◆ Problem:
Identify each line holding the string "bazena" and copy it.

◆ Supplied data:
──────
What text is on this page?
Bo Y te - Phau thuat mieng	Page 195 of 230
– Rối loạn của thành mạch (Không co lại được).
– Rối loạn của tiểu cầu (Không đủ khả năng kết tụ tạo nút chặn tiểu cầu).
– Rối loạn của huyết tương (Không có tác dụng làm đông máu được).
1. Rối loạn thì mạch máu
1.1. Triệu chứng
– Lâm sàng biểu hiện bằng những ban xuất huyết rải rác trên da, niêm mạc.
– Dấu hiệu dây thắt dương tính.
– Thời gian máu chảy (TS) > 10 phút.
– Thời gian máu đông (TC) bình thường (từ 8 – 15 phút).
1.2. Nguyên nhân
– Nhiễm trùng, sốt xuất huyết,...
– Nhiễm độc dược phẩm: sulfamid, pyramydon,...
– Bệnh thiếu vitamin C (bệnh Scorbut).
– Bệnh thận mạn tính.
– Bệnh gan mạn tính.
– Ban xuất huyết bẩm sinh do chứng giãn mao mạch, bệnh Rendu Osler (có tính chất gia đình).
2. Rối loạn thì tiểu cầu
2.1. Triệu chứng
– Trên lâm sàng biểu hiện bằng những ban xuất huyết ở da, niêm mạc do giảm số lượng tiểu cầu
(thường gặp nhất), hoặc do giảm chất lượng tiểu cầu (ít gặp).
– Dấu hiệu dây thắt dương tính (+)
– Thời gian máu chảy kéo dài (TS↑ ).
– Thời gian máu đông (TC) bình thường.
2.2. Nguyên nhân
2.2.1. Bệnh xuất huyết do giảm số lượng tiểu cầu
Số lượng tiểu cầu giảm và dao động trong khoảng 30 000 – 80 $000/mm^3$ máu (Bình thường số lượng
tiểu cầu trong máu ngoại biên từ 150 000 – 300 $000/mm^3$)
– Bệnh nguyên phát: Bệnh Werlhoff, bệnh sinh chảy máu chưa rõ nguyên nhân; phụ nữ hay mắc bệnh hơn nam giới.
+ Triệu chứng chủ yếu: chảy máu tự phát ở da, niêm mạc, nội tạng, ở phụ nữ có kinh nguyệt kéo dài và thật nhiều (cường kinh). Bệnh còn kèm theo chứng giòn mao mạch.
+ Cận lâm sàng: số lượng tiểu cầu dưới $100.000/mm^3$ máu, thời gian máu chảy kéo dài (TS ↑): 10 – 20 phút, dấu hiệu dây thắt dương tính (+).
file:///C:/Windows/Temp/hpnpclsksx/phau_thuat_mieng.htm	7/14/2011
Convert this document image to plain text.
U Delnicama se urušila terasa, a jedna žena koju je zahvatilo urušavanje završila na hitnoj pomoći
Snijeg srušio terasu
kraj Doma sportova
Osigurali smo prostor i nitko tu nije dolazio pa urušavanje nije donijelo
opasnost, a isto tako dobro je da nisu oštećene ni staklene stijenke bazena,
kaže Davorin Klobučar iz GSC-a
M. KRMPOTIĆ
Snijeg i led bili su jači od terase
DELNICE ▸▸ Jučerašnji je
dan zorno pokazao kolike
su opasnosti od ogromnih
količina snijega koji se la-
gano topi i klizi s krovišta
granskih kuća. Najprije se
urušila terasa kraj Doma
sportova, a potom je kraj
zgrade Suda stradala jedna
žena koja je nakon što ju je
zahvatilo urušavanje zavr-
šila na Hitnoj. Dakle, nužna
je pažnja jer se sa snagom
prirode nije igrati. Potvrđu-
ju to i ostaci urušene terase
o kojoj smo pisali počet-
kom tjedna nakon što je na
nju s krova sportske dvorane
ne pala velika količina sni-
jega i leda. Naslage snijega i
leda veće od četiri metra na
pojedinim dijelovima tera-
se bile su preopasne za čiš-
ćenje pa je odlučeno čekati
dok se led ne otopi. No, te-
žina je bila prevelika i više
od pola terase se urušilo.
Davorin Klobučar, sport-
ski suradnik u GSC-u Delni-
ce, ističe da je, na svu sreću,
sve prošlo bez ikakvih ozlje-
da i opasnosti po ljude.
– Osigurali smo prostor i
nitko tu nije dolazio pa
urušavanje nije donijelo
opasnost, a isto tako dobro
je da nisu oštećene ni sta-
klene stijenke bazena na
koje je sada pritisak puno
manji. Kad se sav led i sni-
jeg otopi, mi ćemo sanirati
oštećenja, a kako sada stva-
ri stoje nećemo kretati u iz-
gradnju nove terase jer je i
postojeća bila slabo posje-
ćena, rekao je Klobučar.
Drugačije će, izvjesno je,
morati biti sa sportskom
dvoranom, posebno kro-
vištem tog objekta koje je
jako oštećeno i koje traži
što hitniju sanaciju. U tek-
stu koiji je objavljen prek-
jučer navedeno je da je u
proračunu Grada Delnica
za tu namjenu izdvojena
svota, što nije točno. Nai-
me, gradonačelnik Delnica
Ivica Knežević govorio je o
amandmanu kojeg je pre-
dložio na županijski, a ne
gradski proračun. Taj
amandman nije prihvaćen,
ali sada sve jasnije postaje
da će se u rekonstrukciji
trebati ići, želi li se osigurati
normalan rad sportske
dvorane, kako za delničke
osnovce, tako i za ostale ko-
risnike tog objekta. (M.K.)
──────
◆ Right answer:
opasnost, a isto tako dobro je da nisu oštećene ni staklene stijenke bazena,
klene stijenke bazena na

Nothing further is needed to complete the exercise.